* Start RECORDED DATA *
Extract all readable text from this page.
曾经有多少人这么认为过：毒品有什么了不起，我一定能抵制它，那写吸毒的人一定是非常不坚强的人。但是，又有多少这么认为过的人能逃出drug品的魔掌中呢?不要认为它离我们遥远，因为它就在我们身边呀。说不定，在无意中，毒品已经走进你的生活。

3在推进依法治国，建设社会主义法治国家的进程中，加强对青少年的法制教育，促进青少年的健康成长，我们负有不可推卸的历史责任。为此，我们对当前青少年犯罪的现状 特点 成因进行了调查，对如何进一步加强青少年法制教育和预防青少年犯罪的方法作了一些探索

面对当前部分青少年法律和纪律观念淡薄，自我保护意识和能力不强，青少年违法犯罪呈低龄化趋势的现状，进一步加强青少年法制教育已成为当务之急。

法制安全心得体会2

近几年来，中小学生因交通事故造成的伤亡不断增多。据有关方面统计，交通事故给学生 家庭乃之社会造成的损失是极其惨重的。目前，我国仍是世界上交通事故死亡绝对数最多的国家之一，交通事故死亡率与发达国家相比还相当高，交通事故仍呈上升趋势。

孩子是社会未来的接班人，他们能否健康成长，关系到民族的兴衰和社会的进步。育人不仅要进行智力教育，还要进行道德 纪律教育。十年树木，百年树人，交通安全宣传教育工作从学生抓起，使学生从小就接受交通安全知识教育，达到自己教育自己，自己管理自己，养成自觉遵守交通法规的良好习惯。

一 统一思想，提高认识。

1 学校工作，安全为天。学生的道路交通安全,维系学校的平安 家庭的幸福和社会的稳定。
* End RECORDED DATA *
EXERCISE INSTRUCTIONS: Copy down the whole of the data above, matching it exactly.

FULL RESPONSE:
Extract all readable text from this page.
曾经有多少人这么认为过：毒品有什么了不起，我一定能抵制它，那写吸毒的人一定是非常不坚强的人。但是，又有多少这么认为过的人能逃出drug品的魔掌中呢?不要认为它离我们遥远，因为它就在我们身边呀。说不定，在无意中，毒品已经走进你的生活。

3在推进依法治国，建设社会主义法治国家的进程中，加强对青少年的法制教育，促进青少年的健康成长，我们负有不可推卸的历史责任。为此，我们对当前青少年犯罪的现状 特点 成因进行了调查，对如何进一步加强青少年法制教育和预防青少年犯罪的方法作了一些探索

面对当前部分青少年法律和纪律观念淡薄，自我保护意识和能力不强，青少年违法犯罪呈低龄化趋势的现状，进一步加强青少年法制教育已成为当务之急。

法制安全心得体会2

近几年来，中小学生因交通事故造成的伤亡不断增多。据有关方面统计，交通事故给学生 家庭乃之社会造成的损失是极其惨重的。目前，我国仍是世界上交通事故死亡绝对数最多的国家之一，交通事故死亡率与发达国家相比还相当高，交通事故仍呈上升趋势。

孩子是社会未来的接班人，他们能否健康成长，关系到民族的兴衰和社会的进步。育人不仅要进行智力教育，还要进行道德 纪律教育。十年树木，百年树人，交通安全宣传教育工作从学生抓起，使学生从小就接受交通安全知识教育，达到自己教育自己，自己管理自己，养成自觉遵守交通法规的良好习惯。

一 统一思想，提高认识。

1 学校工作，安全为天。学生的道路交通安全,维系学校的平安 家庭的幸福和社会的稳定。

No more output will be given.